**WRITTEN REQUEST:** Check each line of the material. Copy those containing "content".

**EXTRACTED RECORDS:**

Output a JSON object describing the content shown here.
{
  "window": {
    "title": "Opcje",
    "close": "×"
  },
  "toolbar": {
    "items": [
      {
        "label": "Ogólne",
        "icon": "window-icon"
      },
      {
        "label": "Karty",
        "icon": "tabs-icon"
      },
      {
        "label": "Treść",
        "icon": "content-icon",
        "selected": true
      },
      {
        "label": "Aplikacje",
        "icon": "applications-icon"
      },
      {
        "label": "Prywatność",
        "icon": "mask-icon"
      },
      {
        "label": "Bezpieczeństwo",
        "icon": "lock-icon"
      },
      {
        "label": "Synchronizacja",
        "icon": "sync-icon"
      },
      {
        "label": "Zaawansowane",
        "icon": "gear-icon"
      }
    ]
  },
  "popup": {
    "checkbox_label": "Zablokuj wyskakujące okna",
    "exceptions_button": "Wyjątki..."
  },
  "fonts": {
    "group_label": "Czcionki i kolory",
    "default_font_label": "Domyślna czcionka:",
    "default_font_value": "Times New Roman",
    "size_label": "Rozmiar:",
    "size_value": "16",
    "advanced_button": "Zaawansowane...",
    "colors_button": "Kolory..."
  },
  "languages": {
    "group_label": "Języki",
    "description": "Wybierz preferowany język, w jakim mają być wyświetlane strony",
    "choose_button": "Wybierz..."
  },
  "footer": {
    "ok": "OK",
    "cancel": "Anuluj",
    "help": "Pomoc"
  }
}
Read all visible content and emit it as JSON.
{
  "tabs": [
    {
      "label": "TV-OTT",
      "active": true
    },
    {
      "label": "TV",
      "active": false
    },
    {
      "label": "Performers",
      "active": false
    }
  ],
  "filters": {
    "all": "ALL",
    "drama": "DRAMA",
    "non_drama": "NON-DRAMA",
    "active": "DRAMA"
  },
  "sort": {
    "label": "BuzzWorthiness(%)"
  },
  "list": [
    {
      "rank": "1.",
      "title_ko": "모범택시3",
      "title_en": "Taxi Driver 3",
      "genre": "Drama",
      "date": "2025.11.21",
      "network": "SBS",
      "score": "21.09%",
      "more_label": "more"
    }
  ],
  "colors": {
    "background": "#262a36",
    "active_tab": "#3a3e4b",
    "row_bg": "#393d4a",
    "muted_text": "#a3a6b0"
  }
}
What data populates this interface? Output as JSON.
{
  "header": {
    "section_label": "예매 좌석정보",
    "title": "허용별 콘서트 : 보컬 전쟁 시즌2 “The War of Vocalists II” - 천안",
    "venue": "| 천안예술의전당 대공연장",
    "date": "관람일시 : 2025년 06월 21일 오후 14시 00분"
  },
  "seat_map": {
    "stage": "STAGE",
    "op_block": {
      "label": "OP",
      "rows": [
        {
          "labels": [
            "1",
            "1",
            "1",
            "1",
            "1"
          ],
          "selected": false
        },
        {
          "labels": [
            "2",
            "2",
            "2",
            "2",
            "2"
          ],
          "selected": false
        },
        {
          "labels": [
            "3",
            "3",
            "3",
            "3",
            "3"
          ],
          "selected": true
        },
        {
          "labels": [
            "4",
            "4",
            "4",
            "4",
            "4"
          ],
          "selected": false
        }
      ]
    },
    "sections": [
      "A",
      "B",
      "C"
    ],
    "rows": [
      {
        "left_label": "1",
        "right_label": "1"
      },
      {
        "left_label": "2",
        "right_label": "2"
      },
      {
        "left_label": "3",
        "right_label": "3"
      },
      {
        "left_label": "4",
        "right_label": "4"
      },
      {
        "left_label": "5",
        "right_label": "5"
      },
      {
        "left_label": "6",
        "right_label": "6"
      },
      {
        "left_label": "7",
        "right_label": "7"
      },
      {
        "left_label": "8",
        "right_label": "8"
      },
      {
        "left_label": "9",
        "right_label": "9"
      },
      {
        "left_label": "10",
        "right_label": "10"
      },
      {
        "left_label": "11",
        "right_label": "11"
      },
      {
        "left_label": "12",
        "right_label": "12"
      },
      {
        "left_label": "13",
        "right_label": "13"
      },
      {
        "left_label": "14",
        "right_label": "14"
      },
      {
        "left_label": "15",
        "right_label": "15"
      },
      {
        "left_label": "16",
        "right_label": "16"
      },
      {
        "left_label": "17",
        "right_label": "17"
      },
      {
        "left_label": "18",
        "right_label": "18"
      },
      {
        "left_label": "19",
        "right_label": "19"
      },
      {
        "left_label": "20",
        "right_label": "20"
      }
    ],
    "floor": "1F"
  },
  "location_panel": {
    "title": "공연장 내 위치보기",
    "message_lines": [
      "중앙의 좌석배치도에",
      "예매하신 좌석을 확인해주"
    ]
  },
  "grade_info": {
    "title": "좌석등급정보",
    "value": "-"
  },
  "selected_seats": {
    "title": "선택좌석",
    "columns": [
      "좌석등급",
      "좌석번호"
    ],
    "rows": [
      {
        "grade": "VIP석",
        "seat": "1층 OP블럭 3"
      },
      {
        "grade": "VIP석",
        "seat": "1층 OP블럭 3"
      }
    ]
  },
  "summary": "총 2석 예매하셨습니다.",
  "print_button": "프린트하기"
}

**ANSWER IN FULL:**
Output a JSON object describing the content shown here.
        "icon": "content-icon",
Read all visible content and emit it as JSON.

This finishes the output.